_Stated problem:_ Which lines contain the word "cs铜面积"? Return each of them as written.

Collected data
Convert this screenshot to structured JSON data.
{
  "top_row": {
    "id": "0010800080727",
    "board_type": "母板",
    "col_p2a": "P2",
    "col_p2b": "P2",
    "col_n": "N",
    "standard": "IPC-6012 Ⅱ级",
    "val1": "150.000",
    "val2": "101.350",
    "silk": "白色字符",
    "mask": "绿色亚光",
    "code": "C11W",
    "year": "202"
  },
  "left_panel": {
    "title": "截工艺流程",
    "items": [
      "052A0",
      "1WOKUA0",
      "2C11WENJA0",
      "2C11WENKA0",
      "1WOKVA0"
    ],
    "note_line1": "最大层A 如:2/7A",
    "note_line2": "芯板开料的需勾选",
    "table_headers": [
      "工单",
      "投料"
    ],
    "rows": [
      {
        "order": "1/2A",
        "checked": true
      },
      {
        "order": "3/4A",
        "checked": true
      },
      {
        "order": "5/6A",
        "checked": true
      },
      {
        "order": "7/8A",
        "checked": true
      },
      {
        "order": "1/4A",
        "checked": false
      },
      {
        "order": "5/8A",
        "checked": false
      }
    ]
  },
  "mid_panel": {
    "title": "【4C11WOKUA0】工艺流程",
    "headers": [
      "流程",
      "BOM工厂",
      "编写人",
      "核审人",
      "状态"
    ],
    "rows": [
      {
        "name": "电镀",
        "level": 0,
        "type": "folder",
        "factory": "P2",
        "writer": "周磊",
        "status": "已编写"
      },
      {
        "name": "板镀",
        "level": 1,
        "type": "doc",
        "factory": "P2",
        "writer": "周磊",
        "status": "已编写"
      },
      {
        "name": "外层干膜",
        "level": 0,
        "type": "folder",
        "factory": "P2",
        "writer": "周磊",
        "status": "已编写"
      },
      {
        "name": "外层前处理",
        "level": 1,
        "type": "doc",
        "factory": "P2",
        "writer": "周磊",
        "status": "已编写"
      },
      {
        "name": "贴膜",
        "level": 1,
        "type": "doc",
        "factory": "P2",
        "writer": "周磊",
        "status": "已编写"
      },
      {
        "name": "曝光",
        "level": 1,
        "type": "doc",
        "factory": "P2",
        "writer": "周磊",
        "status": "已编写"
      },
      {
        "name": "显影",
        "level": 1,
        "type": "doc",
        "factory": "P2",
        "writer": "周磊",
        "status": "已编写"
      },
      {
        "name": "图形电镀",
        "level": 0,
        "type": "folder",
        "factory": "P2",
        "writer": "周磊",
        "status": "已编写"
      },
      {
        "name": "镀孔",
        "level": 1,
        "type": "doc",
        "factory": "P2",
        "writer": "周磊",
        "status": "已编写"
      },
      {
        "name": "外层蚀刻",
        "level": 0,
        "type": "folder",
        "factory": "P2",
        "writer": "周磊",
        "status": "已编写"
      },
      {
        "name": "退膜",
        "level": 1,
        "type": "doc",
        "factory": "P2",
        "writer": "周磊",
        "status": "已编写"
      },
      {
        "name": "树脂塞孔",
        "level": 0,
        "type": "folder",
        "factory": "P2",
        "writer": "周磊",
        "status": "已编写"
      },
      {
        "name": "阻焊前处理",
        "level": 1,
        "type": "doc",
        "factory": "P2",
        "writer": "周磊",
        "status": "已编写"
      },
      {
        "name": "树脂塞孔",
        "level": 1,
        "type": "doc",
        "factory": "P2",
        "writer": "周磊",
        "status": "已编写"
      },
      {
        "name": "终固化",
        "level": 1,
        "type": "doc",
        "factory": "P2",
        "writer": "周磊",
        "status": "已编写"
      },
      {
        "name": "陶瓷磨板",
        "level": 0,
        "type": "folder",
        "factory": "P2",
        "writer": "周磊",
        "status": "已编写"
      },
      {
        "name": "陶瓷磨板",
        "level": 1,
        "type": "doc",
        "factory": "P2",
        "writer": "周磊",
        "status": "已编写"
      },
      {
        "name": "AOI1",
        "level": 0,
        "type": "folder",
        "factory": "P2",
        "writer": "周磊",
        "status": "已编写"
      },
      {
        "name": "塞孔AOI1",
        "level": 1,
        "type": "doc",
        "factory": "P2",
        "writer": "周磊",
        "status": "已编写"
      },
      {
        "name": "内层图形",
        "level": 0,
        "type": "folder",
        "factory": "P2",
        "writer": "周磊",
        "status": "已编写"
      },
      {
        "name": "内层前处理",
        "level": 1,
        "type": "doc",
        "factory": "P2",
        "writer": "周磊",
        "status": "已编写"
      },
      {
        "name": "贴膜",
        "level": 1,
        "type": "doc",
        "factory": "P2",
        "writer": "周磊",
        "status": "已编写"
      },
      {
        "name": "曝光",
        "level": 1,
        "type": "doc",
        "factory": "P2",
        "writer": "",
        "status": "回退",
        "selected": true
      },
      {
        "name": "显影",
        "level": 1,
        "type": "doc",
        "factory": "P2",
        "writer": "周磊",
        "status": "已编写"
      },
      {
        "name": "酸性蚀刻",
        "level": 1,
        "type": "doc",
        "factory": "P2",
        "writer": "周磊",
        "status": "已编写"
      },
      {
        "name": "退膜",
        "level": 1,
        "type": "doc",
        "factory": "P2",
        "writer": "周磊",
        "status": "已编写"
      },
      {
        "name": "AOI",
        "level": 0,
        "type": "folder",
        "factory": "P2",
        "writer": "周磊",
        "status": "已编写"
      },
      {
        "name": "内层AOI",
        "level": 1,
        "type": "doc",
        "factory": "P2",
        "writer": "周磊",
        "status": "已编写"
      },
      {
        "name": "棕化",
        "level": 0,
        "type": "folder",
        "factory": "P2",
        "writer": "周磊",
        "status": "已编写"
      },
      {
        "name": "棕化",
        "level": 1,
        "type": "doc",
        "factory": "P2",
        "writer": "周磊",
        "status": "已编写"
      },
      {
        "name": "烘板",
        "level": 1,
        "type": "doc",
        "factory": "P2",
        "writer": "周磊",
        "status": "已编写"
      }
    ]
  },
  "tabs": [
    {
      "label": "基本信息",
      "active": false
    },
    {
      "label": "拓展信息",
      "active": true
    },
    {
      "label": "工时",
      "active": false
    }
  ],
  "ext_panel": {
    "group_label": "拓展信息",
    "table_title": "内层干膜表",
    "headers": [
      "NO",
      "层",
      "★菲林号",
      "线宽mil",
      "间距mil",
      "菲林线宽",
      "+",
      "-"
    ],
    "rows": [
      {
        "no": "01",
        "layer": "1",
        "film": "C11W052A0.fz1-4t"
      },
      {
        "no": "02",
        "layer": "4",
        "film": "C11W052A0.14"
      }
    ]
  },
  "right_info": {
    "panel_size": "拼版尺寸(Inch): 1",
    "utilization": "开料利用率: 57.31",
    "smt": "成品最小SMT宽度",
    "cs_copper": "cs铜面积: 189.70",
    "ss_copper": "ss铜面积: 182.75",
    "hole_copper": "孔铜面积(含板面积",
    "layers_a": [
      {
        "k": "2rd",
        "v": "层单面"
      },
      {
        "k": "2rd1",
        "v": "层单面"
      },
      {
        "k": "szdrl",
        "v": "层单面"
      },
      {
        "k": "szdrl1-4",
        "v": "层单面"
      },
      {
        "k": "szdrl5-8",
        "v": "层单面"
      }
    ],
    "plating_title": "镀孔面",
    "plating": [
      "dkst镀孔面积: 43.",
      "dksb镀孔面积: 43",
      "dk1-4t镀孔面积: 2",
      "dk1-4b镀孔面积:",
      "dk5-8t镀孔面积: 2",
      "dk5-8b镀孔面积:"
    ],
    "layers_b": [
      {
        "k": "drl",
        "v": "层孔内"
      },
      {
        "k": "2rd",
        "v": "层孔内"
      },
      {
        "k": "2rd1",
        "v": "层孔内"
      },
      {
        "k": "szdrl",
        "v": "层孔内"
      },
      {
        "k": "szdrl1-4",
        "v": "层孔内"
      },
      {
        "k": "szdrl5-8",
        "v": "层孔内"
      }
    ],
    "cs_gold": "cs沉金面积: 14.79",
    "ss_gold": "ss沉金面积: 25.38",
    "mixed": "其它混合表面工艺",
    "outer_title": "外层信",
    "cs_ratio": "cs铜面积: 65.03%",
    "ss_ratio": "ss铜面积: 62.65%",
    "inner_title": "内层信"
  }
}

_Task answer:_
    "cs_copper": "cs铜面积: 189.70",
    "cs_ratio": "cs铜面积: 65.03%",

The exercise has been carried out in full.